Dataset items:
START
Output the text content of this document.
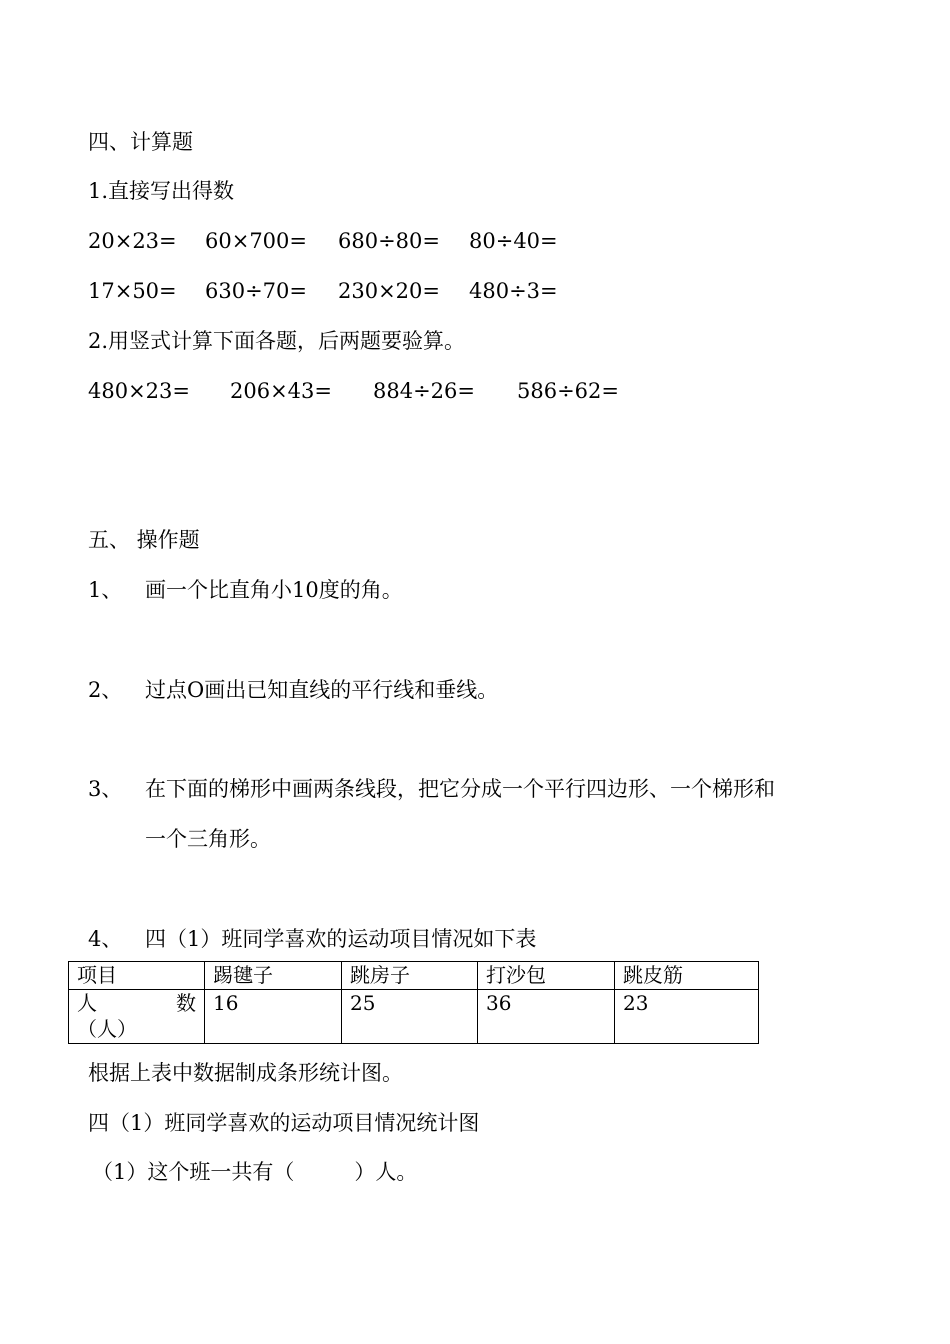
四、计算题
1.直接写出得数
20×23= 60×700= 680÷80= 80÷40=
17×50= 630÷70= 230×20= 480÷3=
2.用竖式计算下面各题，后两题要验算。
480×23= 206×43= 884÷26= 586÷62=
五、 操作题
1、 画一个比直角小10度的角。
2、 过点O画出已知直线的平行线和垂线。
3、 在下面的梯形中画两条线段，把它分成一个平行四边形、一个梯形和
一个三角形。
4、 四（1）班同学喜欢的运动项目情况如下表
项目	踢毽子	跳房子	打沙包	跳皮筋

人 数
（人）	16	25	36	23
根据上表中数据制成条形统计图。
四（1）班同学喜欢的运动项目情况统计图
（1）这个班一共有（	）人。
END
START
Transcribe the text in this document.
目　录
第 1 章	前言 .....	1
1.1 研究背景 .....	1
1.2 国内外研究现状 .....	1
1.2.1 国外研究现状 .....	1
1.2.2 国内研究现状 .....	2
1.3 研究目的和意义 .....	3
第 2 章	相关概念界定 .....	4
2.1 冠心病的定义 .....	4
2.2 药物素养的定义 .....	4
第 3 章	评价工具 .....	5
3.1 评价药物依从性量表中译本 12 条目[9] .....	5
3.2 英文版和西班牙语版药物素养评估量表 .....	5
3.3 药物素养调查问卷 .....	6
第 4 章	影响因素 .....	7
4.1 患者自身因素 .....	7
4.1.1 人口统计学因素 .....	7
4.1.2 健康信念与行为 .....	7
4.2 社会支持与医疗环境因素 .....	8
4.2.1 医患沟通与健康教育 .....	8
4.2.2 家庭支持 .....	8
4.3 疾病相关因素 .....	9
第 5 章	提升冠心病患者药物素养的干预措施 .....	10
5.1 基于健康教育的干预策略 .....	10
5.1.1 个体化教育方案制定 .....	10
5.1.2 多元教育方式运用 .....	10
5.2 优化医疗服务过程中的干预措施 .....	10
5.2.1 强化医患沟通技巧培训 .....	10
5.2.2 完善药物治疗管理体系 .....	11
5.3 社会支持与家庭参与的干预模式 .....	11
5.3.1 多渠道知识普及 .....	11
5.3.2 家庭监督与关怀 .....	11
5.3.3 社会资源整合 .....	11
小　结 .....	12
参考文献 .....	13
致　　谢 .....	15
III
END
START
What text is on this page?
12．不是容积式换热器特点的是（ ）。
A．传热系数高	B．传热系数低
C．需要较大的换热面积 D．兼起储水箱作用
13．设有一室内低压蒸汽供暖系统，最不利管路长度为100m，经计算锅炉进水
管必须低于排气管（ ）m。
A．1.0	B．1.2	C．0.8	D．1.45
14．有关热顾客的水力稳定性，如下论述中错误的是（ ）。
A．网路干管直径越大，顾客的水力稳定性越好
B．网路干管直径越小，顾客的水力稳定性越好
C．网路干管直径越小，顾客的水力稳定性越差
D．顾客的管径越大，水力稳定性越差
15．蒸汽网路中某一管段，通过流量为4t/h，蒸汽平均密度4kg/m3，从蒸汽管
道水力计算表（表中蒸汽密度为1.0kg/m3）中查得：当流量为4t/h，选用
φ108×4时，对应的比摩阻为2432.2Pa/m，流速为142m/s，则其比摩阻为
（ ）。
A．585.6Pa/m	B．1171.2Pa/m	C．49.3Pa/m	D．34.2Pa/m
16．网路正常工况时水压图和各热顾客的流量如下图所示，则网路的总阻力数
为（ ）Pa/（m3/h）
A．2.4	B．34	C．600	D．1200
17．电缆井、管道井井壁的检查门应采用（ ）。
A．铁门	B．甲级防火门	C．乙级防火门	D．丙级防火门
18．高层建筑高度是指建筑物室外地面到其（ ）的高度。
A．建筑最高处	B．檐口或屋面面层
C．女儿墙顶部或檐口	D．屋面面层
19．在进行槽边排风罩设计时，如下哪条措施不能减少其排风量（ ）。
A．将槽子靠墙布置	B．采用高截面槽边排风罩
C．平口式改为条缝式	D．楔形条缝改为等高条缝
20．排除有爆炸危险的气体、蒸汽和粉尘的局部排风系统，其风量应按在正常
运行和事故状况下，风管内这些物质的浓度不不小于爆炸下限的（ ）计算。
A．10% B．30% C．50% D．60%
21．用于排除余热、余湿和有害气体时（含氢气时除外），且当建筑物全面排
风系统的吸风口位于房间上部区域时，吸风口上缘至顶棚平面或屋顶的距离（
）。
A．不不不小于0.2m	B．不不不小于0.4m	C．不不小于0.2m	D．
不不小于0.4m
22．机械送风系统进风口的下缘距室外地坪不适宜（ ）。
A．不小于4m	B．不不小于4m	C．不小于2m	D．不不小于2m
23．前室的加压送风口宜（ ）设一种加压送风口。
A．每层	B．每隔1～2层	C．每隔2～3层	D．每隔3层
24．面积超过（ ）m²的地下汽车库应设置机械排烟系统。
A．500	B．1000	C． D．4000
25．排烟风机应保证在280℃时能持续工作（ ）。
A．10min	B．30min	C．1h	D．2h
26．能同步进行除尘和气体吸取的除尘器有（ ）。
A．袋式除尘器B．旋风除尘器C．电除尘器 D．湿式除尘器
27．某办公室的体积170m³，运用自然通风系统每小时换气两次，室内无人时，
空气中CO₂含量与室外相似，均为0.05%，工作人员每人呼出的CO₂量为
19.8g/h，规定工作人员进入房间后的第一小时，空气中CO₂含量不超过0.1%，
END
WHAT YOU HAVE TO DO:
Work out how many lines of the data hold the string "document". Reply with that number alone.

RESPONSE:
2